---------- Brano scelto

ORGANO UFFICIALE DEL COMITATO CENTRALE DEL PARTITO COMUNISTA DI CUBA

Come parte delle attività sviluppate in congiunto tra il Ministero delle Relazioni Estere (Minrex) e l’Ufficio Nazionale di Disegno (Ondi) per esigere la fine del blocco  imposto dagli Stati Uniti a Cuba da circa 60 anni, e in collaborazione con l’Ufficio dello Storigrafo della Capitale (OHC), la galleria Carmen Montilla, ne L’ Avana Vecchia, accoglie dal 26 settembre scorso  e sino al prossimo 17 ottobre la mostra #NonPiùBlocco, con 18 manifesti di disegnatori cubani e stranieri.
L’iniziativa di carattere competitivo è nata nella Settimana del Disegno, nel maggio del presente anno, con l’intenzione di lavorare con altri codici  meno usati, cercando nuove interpretazioni e simboli che relazionano l’uomo con la natura,  ha detto  la direttrice  di valutazione della ONDI e  membro della giuria   del concorso, Yamilet Pino Nicó.
Membri del Minrex, la ONDi, la OHC e il Consiglio Nazionale delle Belle Arti  hanno formato la giuria alla quale si è sommato Carlos Alberto Masvidal, Premio Nazionale di Disegno 2017, che dopo l’analisi dei pezzi partecipanti ha deciso di assegnare sette menzioni e tre premi.

Ana Laura Peirone (Argentina), Armando Mea Pérez (Cuba) e Liz Capote Alonso (Cuba), con terzo, secondo e primo premio, rispettivamente, sono stati i premiati del concorso  di manifesti  #NonPiùBlocco, al quale sono state presentate 100 opere inedite provenienti da varie nazioni: Cuba,
Argentina, Brasile, Cina, Stati Uniti, Italia, Giappone e Messico.
Le opere sono esposte assieme alle menzioni  e ad altre  selezionate per formar parte della mostra.
«Questo tema è una sufficiente motivazione  per partecipare e ho voluto convocare tutti quelli che conosco per far inviare i loro lavori perchè questa è una forma   sana di diffondere  la cultura, soprattutto per i nostri disegnatori»,  ha affermato Armando Mesa, il secondo premiato.
Per la giovane  di Santa Clara Lisandra C. González Rodríguez, disegnatrice empirica che ha meritato il terzo premio, partecipare è stata una sfida personale,  basata nelle nuove tecnologie e negli indici di sblocco dei dispositivi cellulari, per la creazione.  

«Di fornte all’incremento della retorica aggressiva contro il nostro paese, giunge questa esposizione carica di simboli: una nave ce fiorisce nonostante i muri; colombe che volano nel triangolo rosso della bandiera e delle scudo della nazione, lucchetti che si aprono, pinze che tagliano i flussi del cuore, boomerang caduti e un Elpidio Valdés che colpisce il blocco con la mazza da baseball come mostra di quello che può fare tutto un popolo per liberarsi di tanta ingiustizia, ha detto Yaira Jiménez Roig, direttrice di Comunicazione e Immagine del Minrex, durante l’inaugurazione della mostra. ( Traduzione GM – Granma Int.)

--------------------
---------- Estratti dei dati

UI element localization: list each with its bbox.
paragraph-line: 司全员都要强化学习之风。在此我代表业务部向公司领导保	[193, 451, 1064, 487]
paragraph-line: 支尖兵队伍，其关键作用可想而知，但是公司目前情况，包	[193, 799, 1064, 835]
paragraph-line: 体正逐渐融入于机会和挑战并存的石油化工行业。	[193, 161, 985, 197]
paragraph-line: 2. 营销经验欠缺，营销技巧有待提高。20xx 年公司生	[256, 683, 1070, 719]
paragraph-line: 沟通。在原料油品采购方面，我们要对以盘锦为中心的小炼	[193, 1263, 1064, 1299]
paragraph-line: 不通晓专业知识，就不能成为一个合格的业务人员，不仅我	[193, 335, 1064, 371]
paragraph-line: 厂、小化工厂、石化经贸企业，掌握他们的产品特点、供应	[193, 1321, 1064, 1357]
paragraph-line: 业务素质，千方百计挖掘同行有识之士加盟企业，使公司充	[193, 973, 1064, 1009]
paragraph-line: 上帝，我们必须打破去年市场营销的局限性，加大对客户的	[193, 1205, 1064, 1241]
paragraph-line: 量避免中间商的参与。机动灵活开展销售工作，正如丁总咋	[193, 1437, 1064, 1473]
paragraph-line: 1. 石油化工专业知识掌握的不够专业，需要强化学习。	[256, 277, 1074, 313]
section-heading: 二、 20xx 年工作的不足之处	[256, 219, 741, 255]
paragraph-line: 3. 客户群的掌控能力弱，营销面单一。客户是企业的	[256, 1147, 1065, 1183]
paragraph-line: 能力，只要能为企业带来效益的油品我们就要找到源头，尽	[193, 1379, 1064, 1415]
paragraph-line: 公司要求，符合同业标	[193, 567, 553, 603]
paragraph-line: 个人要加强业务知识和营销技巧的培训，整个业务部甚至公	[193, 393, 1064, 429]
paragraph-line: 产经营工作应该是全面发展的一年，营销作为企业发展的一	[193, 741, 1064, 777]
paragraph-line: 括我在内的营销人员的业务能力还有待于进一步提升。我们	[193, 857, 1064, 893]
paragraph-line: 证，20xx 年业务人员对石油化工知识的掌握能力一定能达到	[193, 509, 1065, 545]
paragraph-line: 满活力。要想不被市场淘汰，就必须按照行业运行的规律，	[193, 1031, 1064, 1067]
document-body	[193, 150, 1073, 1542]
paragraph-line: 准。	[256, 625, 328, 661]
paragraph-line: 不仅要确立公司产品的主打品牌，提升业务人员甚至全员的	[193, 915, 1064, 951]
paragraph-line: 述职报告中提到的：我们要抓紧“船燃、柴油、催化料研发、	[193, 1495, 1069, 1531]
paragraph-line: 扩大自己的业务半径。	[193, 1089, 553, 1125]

--------------------

| Esercizio |
Trascrivi il brano sulla mostra #NonPiùBlocco tra "Le opere sono" e "per la creazione.", estremi inclusi, sostituendo "sfida" con "scommessa".

| Soluzione |
Le opere sono esposte assieme alle menzioni  e ad altre  selezionate per formar parte della mostra.
«Questo tema è una sufficiente motivazione  per partecipare e ho voluto convocare tutti quelli che conosco per far inviare i loro lavori perchè questa è una forma   sana di diffondere  la cultura, soprattutto per i nostri disegnatori»,  ha affermato Armando Mesa, il secondo premiato.
Per la giovane  di Santa Clara Lisandra C. González Rodríguez, disegnatrice empirica che ha meritato il terzo premio, partecipare è stata una scommessa personale,  basata nelle nuove tecnologie e negli indici di sblocco dei dispositivi cellulari, per la creazione.